Exercise description: Look through the listing for the word "Frau". Copy each line that has it.

[Data entries]

════════════════

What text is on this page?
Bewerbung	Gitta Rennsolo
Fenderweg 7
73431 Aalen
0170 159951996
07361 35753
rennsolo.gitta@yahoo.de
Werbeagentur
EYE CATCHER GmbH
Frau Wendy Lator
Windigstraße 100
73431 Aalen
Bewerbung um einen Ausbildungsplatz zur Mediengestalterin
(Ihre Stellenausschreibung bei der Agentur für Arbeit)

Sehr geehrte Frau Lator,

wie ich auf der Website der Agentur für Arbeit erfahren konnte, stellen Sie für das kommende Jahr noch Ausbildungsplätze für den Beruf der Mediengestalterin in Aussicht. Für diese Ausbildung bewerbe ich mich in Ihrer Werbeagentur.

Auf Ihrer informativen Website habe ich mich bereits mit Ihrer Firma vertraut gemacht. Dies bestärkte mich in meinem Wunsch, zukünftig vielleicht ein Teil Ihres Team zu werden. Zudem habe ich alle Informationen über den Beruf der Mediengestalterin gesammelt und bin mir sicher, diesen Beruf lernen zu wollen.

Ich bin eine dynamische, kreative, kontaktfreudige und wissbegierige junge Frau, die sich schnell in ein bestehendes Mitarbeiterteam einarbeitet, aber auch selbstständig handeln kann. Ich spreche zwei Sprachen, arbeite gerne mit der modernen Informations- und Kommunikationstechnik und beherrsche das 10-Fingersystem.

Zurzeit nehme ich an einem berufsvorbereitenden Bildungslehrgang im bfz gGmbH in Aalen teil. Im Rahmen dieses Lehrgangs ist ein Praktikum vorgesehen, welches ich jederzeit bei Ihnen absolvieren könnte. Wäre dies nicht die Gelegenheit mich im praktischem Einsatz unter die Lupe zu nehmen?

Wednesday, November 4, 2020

════════════════

Written answer:
Frau Wendy Lator
Sehr geehrte Frau Lator,
Ich bin eine dynamische, kreative, kontaktfreudige und wissbegierige junge Frau, die sich schnell in ein bestehendes Mitarbeiterteam einarbeitet, aber auch selbstständig handeln kann. Ich spreche zwei Sprachen, arbeite gerne mit der modernen Informations- und Kommunikationstechnik und beherrsche das 10-Fingersystem.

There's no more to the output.